[Stored data]
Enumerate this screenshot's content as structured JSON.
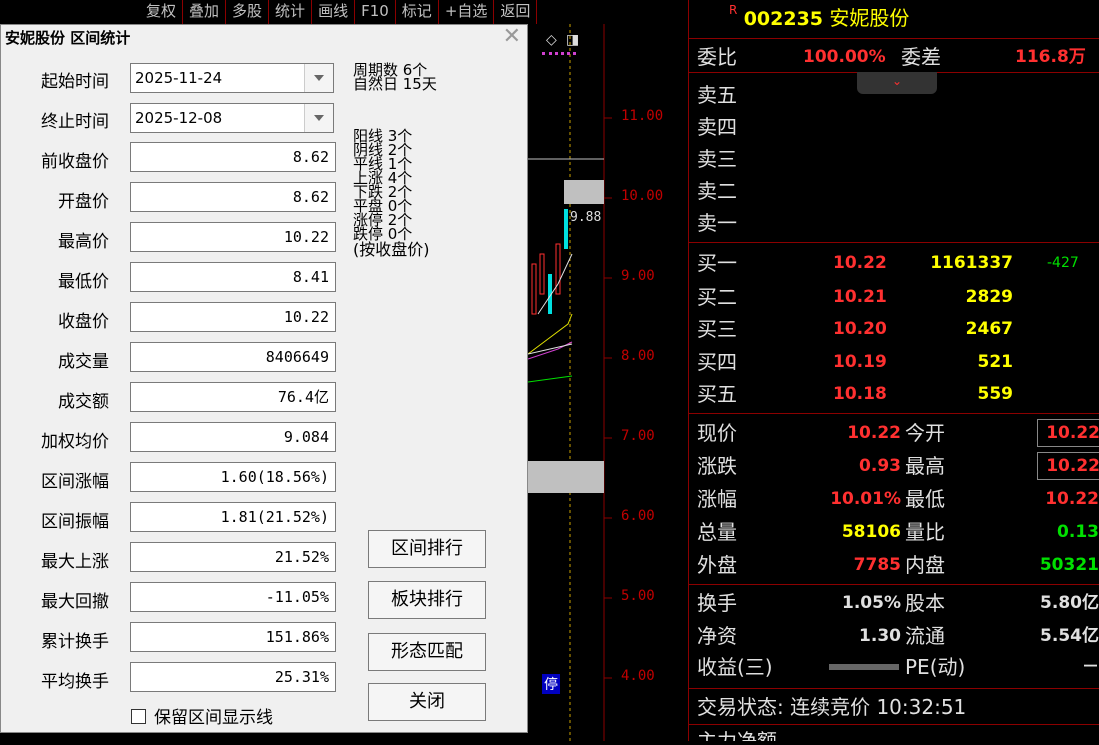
{
  "toolbar": {
    "items": [
      "复权",
      "叠加",
      "多股",
      "统计",
      "画线",
      "F10",
      "标记",
      "+自选",
      "返回"
    ]
  },
  "chart": {
    "y_labels": [
      "11.00",
      "10.00",
      "9.00",
      "8.00",
      "7.00",
      "6.00",
      "5.00",
      "4.00"
    ],
    "price_tag": "9.88",
    "halt_label": "停"
  },
  "dialog": {
    "title": "安妮股份 区间统计",
    "fields": [
      {
        "label": "起始时间",
        "value": "2025-11-24"
      },
      {
        "label": "终止时间",
        "value": "2025-12-08"
      },
      {
        "label": "前收盘价",
        "value": "8.62"
      },
      {
        "label": "开盘价",
        "value": "8.62"
      },
      {
        "label": "最高价",
        "value": "10.22"
      },
      {
        "label": "最低价",
        "value": "8.41"
      },
      {
        "label": "收盘价",
        "value": "10.22"
      },
      {
        "label": "成交量",
        "value": "8406649"
      },
      {
        "label": "成交额",
        "value": "76.4亿"
      },
      {
        "label": "加权均价",
        "value": "9.084"
      },
      {
        "label": "区间涨幅",
        "value": "1.60(18.56%)"
      },
      {
        "label": "区间振幅",
        "value": "1.81(21.52%)"
      },
      {
        "label": "最大上涨",
        "value": "21.52%"
      },
      {
        "label": "最大回撤",
        "value": "-11.05%"
      },
      {
        "label": "累计换手",
        "value": "151.86%"
      },
      {
        "label": "平均换手",
        "value": "25.31%"
      }
    ],
    "stats": [
      "周期数 6个",
      "自然日 15天",
      "阳线 3个",
      "阴线 2个",
      "平线 1个",
      "上涨 4个",
      "下跌 2个",
      "平盘 0个",
      "涨停 2个",
      "跌停 0个",
      "(按收盘价)"
    ],
    "buttons": {
      "range_rank": "区间排行",
      "sector_rank": "板块排行",
      "pattern_match": "形态匹配",
      "close": "关闭"
    },
    "checkbox_label": "保留区间显示线"
  },
  "quote": {
    "code": "002235",
    "name": "安妮股份",
    "r_mark": "R",
    "weibi_label": "委比",
    "weibi_value": "100.00%",
    "weicha_label": "委差",
    "weicha_value": "116.8万",
    "sell_levels": [
      "卖五",
      "卖四",
      "卖三",
      "卖二",
      "卖一"
    ],
    "buy_levels": [
      {
        "label": "买一",
        "price": "10.22",
        "vol": "1161337",
        "chg": "-427"
      },
      {
        "label": "买二",
        "price": "10.21",
        "vol": "2829",
        "chg": ""
      },
      {
        "label": "买三",
        "price": "10.20",
        "vol": "2467",
        "chg": ""
      },
      {
        "label": "买四",
        "price": "10.19",
        "vol": "521",
        "chg": ""
      },
      {
        "label": "买五",
        "price": "10.18",
        "vol": "559",
        "chg": ""
      }
    ],
    "stats": [
      {
        "l1": "现价",
        "v1": "10.22",
        "l2": "今开",
        "v2": "10.22"
      },
      {
        "l1": "涨跌",
        "v1": "0.93",
        "l2": "最高",
        "v2": "10.22"
      },
      {
        "l1": "涨幅",
        "v1": "10.01%",
        "l2": "最低",
        "v2": "10.22"
      },
      {
        "l1": "总量",
        "v1": "58106",
        "l2": "量比",
        "v2": "0.13"
      },
      {
        "l1": "外盘",
        "v1": "7785",
        "l2": "内盘",
        "v2": "50321"
      }
    ],
    "stats2": [
      {
        "l1": "换手",
        "v1": "1.05%",
        "l2": "股本",
        "v2": "5.80亿"
      },
      {
        "l1": "净资",
        "v1": "1.30",
        "l2": "流通",
        "v2": "5.54亿"
      },
      {
        "l1": "收益(三)",
        "v1": "",
        "l2": "PE(动)",
        "v2": "－"
      }
    ],
    "trade_status": "交易状态: 连续竞价 10:32:51",
    "bottom_partial": "主力净额"
  },
  "colors": {
    "up": "#ff3030",
    "down": "#00e000",
    "volume": "#ffff00",
    "frame": "#8b0000"
  }
}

● DIRECTIONS FOR THIS TASK
From the listing above, print every entry precisely and drop the pictures.

● OUTPUT OF THE TASK
Enumerate this screenshot's content as structured JSON.
{
  "toolbar": {
    "items": [
      "复权",
      "叠加",
      "多股",
      "统计",
      "画线",
      "F10",
      "标记",
      "+自选",
      "返回"
    ]
  },
  "chart": {
    "y_labels": [
      "11.00",
      "10.00",
      "9.00",
      "8.00",
      "7.00",
      "6.00",
      "5.00",
      "4.00"
    ],
    "price_tag": "9.88",
    "halt_label": "停"
  },
  "dialog": {
    "title": "安妮股份 区间统计",
    "fields": [
      {
        "label": "起始时间",
        "value": "2025-11-24"
      },
      {
        "label": "终止时间",
        "value": "2025-12-08"
      },
      {
        "label": "前收盘价",
        "value": "8.62"
      },
      {
        "label": "开盘价",
        "value": "8.62"
      },
      {
        "label": "最高价",
        "value": "10.22"
      },
      {
        "label": "最低价",
        "value": "8.41"
      },
      {
        "label": "收盘价",
        "value": "10.22"
      },
      {
        "label": "成交量",
        "value": "8406649"
      },
      {
        "label": "成交额",
        "value": "76.4亿"
      },
      {
        "label": "加权均价",
        "value": "9.084"
      },
      {
        "label": "区间涨幅",
        "value": "1.60(18.56%)"
      },
      {
        "label": "区间振幅",
        "value": "1.81(21.52%)"
      },
      {
        "label": "最大上涨",
        "value": "21.52%"
      },
      {
        "label": "最大回撤",
        "value": "-11.05%"
      },
      {
        "label": "累计换手",
        "value": "151.86%"
      },
      {
        "label": "平均换手",
        "value": "25.31%"
      }
    ],
    "stats": [
      "周期数 6个",
      "自然日 15天",
      "阳线 3个",
      "阴线 2个",
      "平线 1个",
      "上涨 4个",
      "下跌 2个",
      "平盘 0个",
      "涨停 2个",
      "跌停 0个",
      "(按收盘价)"
    ],
    "buttons": {
      "range_rank": "区间排行",
      "sector_rank": "板块排行",
      "pattern_match": "形态匹配",
      "close": "关闭"
    },
    "checkbox_label": "保留区间显示线"
  },
  "quote": {
    "code": "002235",
    "name": "安妮股份",
    "r_mark": "R",
    "weibi_label": "委比",
    "weibi_value": "100.00%",
    "weicha_label": "委差",
    "weicha_value": "116.8万",
    "sell_levels": [
      "卖五",
      "卖四",
      "卖三",
      "卖二",
      "卖一"
    ],
    "buy_levels": [
      {
        "label": "买一",
        "price": "10.22",
        "vol": "1161337",
        "chg": "-427"
      },
      {
        "label": "买二",
        "price": "10.21",
        "vol": "2829",
        "chg": ""
      },
      {
        "label": "买三",
        "price": "10.20",
        "vol": "2467",
        "chg": ""
      },
      {
        "label": "买四",
        "price": "10.19",
        "vol": "521",
        "chg": ""
      },
      {
        "label": "买五",
        "price": "10.18",
        "vol": "559",
        "chg": ""
      }
    ],
    "stats": [
      {
        "l1": "现价",
        "v1": "10.22",
        "l2": "今开",
        "v2": "10.22"
      },
      {
        "l1": "涨跌",
        "v1": "0.93",
        "l2": "最高",
        "v2": "10.22"
      },
      {
        "l1": "涨幅",
        "v1": "10.01%",
        "l2": "最低",
        "v2": "10.22"
      },
      {
        "l1": "总量",
        "v1": "58106",
        "l2": "量比",
        "v2": "0.13"
      },
      {
        "l1": "外盘",
        "v1": "7785",
        "l2": "内盘",
        "v2": "50321"
      }
    ],
    "stats2": [
      {
        "l1": "换手",
        "v1": "1.05%",
        "l2": "股本",
        "v2": "5.80亿"
      },
      {
        "l1": "净资",
        "v1": "1.30",
        "l2": "流通",
        "v2": "5.54亿"
      },
      {
        "l1": "收益(三)",
        "v1": "",
        "l2": "PE(动)",
        "v2": "－"
      }
    ],
    "trade_status": "交易状态: 连续竞价 10:32:51",
    "bottom_partial": "主力净额"
  },
  "colors": {
    "up": "#ff3030",
    "down": "#00e000",
    "volume": "#ffff00",
    "frame": "#8b0000"
  }
}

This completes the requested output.